--- BEGIN Items ---

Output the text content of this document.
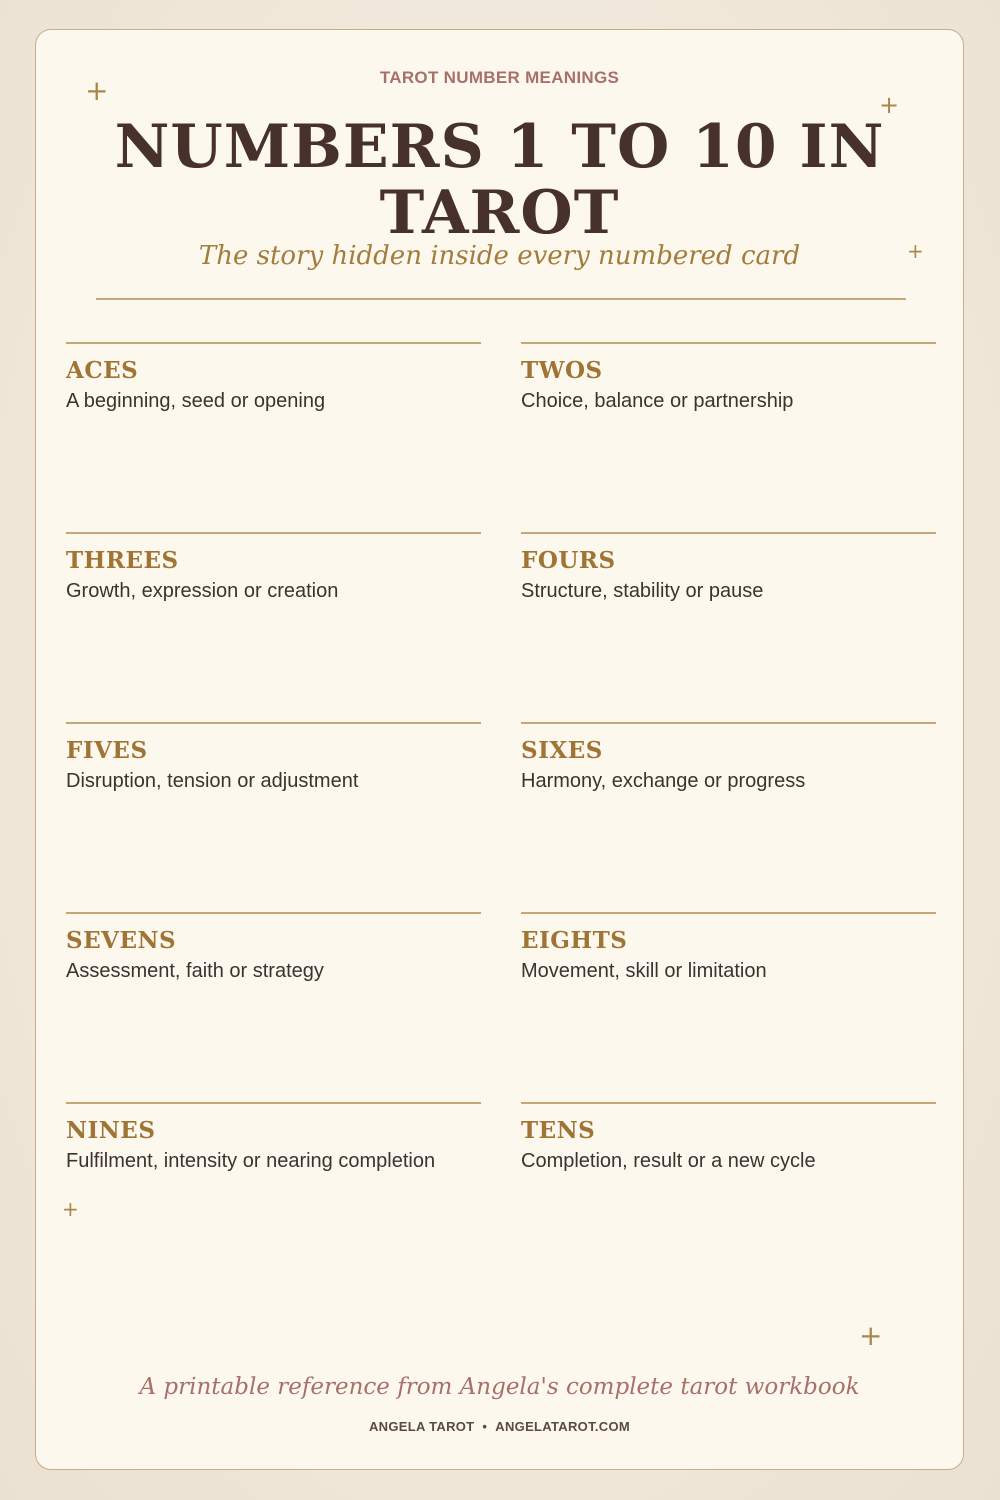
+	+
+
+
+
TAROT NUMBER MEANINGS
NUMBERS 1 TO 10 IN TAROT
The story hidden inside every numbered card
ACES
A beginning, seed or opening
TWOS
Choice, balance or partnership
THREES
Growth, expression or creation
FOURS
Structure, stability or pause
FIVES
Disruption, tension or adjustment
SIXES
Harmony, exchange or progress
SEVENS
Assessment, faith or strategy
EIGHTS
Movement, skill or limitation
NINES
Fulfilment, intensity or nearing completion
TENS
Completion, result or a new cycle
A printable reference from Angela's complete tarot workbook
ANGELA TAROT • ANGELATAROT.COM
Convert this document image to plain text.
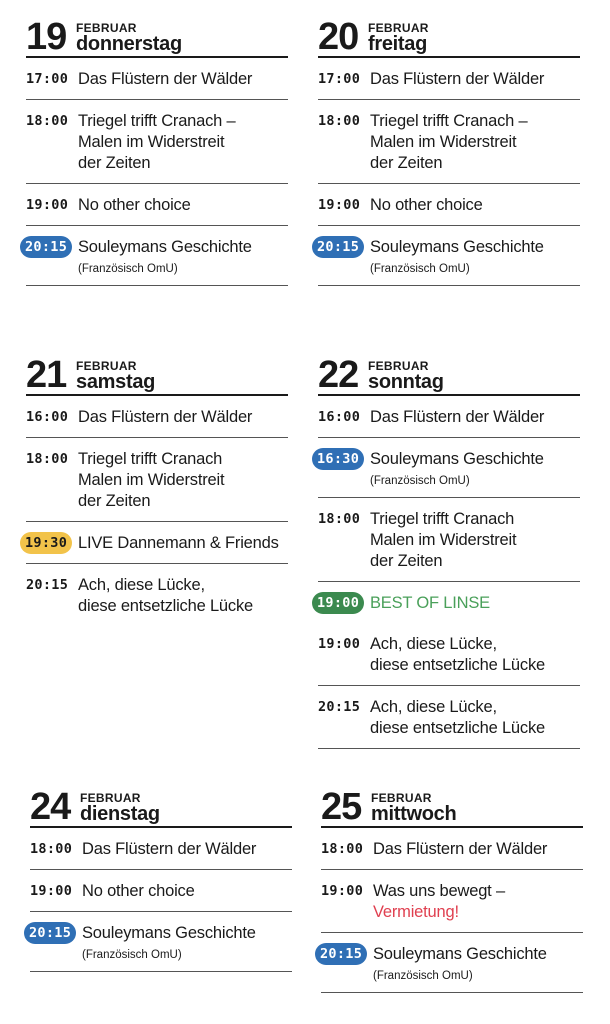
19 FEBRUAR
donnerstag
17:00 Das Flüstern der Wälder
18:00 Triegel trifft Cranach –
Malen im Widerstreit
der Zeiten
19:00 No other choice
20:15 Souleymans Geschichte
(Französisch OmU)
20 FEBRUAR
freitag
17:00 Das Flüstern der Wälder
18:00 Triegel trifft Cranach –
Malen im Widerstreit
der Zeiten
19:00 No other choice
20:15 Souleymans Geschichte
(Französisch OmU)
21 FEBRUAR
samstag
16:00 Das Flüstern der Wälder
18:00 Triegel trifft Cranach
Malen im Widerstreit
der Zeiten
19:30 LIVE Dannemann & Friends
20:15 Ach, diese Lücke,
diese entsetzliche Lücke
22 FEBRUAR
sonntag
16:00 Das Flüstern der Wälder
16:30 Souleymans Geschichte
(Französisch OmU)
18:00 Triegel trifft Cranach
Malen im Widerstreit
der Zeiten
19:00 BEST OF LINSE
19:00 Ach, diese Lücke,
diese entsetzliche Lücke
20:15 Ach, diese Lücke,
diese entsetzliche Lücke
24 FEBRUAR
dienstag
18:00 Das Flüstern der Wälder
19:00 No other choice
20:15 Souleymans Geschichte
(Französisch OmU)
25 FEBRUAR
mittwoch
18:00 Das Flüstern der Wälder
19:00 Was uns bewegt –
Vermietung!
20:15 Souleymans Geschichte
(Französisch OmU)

--- END Items ---

• Task instructions:
Restate the data above word for word. Skip every picture.

• Solution to this problem:
Output the text content of this document.
+	+
+
+
+
TAROT NUMBER MEANINGS
NUMBERS 1 TO 10 IN TAROT
The story hidden inside every numbered card
ACES
A beginning, seed or opening
TWOS
Choice, balance or partnership
THREES
Growth, expression or creation
FOURS
Structure, stability or pause
FIVES
Disruption, tension or adjustment
SIXES
Harmony, exchange or progress
SEVENS
Assessment, faith or strategy
EIGHTS
Movement, skill or limitation
NINES
Fulfilment, intensity or nearing completion
TENS
Completion, result or a new cycle
A printable reference from Angela's complete tarot workbook
ANGELA TAROT • ANGELATAROT.COM
Convert this document image to plain text.
19 FEBRUAR
donnerstag
17:00 Das Flüstern der Wälder
18:00 Triegel trifft Cranach –
Malen im Widerstreit
der Zeiten
19:00 No other choice
20:15 Souleymans Geschichte
(Französisch OmU)
20 FEBRUAR
freitag
17:00 Das Flüstern der Wälder
18:00 Triegel trifft Cranach –
Malen im Widerstreit
der Zeiten
19:00 No other choice
20:15 Souleymans Geschichte
(Französisch OmU)
21 FEBRUAR
samstag
16:00 Das Flüstern der Wälder
18:00 Triegel trifft Cranach
Malen im Widerstreit
der Zeiten
19:30 LIVE Dannemann & Friends
20:15 Ach, diese Lücke,
diese entsetzliche Lücke
22 FEBRUAR
sonntag
16:00 Das Flüstern der Wälder
16:30 Souleymans Geschichte
(Französisch OmU)
18:00 Triegel trifft Cranach
Malen im Widerstreit
der Zeiten
19:00 BEST OF LINSE
19:00 Ach, diese Lücke,
diese entsetzliche Lücke
20:15 Ach, diese Lücke,
diese entsetzliche Lücke
24 FEBRUAR
dienstag
18:00 Das Flüstern der Wälder
19:00 No other choice
20:15 Souleymans Geschichte
(Französisch OmU)
25 FEBRUAR
mittwoch
18:00 Das Flüstern der Wälder
19:00 Was uns bewegt –
Vermietung!
20:15 Souleymans Geschichte
(Französisch OmU)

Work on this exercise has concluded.